READING TEXT:
Also renames variables for semantic clarity:
- test_size_param -> test_size
- feat_dict -> feature_parameters
* refactor(quickadapter): use _TEST_SIZE constant instead of hardcoded 0.1
* chore(quickadapter): bump version to 3.11.2
* fix(quickadapter): restore test_size parameter in TimeSeriesSplit
The test_size variable from data_split_parameters was being
immediately overwritten by a type annotation line, making it
always None regardless of user configuration.

DATA SHOWN:
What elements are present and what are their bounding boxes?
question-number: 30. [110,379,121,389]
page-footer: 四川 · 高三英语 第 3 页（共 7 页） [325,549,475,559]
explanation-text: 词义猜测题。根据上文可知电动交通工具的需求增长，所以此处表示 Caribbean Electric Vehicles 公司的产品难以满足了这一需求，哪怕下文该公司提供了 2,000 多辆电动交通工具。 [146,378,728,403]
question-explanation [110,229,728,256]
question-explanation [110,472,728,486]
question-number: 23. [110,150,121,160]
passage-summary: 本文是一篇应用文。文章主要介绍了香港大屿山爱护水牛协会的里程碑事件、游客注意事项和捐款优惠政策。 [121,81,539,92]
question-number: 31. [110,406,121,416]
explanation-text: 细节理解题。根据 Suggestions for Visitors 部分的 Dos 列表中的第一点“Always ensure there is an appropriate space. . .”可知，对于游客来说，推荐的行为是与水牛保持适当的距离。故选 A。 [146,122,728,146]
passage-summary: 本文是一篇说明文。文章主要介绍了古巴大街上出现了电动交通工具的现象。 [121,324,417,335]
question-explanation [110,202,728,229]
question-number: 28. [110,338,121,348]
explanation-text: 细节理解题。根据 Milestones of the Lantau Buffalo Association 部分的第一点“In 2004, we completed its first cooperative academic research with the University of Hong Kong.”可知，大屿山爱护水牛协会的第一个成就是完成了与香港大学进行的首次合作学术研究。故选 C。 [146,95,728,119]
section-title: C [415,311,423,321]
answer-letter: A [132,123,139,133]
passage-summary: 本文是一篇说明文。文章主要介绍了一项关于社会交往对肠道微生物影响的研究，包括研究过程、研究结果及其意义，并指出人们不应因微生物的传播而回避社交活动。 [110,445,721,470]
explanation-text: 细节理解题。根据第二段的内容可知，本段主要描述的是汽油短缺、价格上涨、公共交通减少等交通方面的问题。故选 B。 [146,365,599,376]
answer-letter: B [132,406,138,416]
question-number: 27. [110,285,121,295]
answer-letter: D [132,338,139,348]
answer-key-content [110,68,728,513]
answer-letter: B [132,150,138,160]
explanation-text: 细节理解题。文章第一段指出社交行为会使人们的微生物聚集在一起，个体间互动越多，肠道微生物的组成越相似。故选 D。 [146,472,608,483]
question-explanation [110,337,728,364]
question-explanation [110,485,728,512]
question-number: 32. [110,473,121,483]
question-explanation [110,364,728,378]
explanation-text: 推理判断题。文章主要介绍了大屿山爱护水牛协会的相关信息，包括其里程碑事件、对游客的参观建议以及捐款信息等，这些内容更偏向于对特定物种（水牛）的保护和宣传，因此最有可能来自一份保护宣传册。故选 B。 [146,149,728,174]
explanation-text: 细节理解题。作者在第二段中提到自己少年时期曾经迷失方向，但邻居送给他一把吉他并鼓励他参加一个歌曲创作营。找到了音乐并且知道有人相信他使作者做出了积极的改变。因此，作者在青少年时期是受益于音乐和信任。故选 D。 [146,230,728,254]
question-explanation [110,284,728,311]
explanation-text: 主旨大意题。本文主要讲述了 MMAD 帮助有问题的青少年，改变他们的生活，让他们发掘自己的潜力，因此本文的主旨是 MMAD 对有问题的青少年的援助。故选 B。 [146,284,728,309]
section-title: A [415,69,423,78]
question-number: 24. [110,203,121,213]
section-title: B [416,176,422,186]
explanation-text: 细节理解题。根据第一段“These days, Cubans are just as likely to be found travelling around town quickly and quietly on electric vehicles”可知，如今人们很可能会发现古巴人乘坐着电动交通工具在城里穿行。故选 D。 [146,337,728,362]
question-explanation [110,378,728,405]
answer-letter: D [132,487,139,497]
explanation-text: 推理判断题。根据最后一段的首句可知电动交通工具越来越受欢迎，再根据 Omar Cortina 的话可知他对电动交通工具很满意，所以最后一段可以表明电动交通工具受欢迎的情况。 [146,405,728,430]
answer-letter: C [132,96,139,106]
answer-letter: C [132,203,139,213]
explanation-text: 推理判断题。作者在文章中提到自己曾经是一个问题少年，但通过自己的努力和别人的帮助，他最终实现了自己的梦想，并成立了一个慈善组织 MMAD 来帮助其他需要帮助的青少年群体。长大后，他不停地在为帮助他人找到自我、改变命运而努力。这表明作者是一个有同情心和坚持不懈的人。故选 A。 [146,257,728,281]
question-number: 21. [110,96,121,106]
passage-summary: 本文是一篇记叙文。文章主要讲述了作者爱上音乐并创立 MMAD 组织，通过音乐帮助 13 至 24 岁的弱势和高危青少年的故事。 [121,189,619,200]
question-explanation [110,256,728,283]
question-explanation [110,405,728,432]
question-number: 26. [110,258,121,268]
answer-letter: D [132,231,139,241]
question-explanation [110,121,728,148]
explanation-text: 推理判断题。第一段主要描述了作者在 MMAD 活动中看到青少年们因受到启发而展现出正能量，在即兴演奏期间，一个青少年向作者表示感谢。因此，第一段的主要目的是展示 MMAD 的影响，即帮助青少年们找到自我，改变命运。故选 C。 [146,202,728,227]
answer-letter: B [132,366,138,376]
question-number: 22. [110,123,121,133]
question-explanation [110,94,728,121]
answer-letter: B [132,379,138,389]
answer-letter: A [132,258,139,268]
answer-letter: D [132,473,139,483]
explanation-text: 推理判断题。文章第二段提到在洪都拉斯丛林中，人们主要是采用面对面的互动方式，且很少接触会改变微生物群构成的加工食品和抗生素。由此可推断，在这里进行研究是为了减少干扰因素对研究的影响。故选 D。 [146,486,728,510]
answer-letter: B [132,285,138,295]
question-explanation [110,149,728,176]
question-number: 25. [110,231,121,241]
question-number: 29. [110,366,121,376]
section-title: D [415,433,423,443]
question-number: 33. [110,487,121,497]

EXERCISE TASKS:
1) In the commit notes, swap "quickadapter" for "adapter" and write out everything from "Also renames variables" down to "of user configuration.".
2) Please state what immediately overwrote the test_size variable, according to the commit notes.

PROBLEM SOLUTIONS:
1)
Also renames variables for semantic clarity:
- test_size_param -> test_size
- feat_dict -> feature_parameters
* refactor(adapter): use _TEST_SIZE constant instead of hardcoded 0.1
* chore(adapter): bump version to 3.11.2
* fix(adapter): restore test_size parameter in TimeSeriesSplit
The test_size variable from data_split_parameters was being
immediately overwritten by a type annotation line, making it
always None regardless of user configuration.

2) A type annotation line.